⟨
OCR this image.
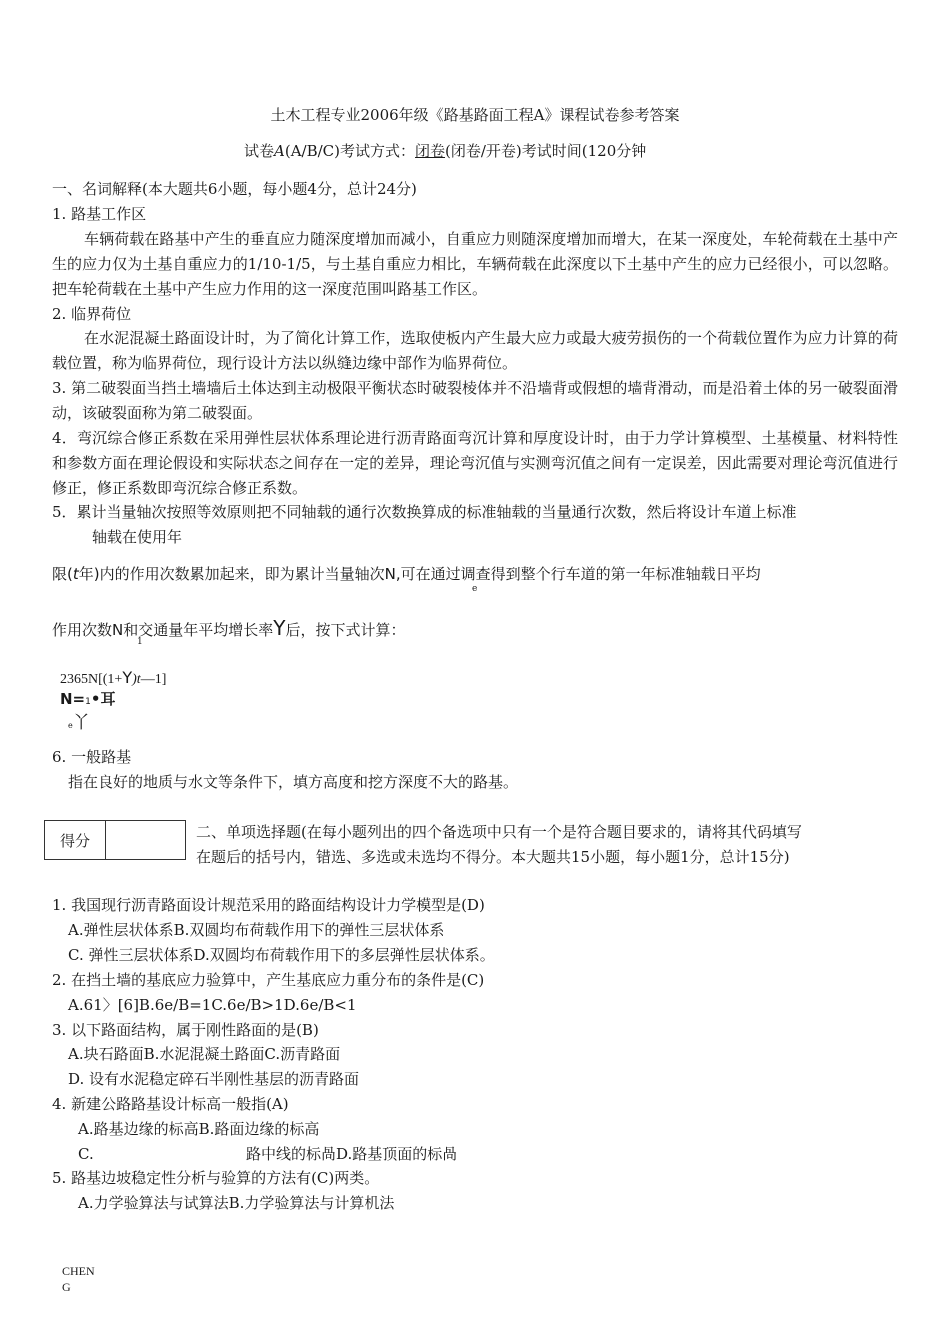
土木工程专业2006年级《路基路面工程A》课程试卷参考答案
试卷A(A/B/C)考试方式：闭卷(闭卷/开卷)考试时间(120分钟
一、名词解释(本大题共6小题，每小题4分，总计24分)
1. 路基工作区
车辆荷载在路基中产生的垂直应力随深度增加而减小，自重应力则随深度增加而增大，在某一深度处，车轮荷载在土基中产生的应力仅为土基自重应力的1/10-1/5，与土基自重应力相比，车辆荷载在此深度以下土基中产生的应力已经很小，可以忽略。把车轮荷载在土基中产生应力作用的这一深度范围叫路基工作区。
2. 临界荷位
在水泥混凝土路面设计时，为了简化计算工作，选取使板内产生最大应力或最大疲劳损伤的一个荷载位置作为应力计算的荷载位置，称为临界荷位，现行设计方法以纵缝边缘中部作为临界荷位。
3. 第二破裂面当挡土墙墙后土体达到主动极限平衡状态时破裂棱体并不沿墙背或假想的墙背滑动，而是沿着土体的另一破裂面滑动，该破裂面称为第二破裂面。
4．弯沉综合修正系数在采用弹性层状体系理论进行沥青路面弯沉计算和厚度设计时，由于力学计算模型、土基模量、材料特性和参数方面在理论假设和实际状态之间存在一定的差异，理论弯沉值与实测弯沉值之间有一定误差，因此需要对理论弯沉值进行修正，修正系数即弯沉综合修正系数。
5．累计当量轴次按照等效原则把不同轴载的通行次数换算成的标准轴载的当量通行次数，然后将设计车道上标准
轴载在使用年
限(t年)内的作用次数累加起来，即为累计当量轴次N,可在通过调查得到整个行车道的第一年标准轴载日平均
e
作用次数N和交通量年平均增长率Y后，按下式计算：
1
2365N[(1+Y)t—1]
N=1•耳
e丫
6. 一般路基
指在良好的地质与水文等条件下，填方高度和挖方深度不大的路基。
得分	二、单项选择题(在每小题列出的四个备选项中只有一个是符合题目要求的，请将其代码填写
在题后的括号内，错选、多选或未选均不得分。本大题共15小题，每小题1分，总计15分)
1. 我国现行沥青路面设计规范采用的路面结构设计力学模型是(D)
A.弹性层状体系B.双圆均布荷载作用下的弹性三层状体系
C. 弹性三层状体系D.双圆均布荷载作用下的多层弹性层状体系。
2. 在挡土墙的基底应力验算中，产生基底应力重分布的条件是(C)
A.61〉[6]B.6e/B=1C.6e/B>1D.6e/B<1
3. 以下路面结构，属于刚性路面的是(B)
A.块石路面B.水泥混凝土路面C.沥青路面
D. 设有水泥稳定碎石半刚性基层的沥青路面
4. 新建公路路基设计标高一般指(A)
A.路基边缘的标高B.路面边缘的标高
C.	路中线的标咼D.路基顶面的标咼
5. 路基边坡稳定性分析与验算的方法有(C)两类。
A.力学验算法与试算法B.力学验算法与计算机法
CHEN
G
⟩
⟨
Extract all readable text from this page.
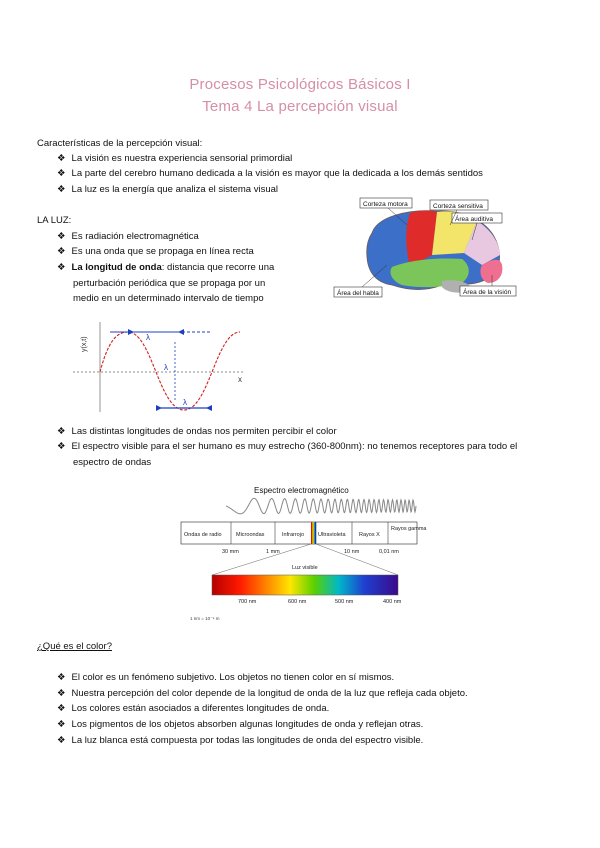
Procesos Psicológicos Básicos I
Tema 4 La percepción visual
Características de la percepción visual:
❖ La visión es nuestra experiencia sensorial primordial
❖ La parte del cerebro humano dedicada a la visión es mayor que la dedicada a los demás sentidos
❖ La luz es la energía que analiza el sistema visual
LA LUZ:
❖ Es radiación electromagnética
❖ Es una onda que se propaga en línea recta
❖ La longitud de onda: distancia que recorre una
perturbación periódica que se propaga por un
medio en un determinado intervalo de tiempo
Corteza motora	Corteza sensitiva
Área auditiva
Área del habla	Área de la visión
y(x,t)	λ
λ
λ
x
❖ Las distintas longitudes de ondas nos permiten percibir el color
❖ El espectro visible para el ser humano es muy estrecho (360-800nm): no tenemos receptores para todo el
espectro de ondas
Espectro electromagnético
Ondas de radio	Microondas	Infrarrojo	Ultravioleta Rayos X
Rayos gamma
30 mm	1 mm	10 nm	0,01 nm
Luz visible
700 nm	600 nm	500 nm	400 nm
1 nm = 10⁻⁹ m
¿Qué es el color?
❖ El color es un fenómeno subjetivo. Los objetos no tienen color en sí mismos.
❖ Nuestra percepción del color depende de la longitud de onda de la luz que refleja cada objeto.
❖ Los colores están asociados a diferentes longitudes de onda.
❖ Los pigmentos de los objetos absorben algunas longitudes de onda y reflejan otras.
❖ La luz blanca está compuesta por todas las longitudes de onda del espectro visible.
⟩
⟨
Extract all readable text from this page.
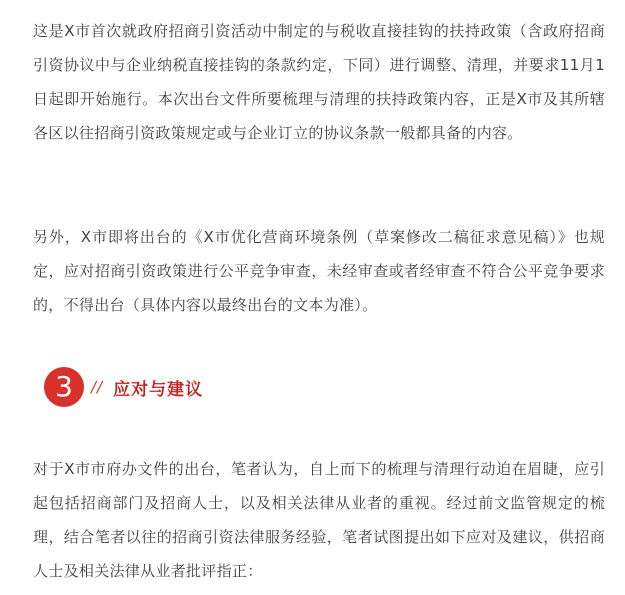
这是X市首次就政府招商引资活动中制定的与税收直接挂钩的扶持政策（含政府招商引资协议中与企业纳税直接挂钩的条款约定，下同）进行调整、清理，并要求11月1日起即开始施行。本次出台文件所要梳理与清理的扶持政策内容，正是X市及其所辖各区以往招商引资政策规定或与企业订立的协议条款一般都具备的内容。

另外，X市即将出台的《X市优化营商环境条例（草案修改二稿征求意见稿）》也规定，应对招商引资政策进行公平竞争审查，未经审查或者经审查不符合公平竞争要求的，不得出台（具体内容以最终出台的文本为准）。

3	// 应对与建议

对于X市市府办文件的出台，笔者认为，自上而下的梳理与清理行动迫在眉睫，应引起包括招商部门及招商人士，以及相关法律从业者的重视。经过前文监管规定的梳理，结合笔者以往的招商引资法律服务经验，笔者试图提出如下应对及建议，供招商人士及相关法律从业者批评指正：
⟩
= SET EXERCISE =
Count the lines of the material that include the word "objetos", then report only the total.

= ANSWER =
2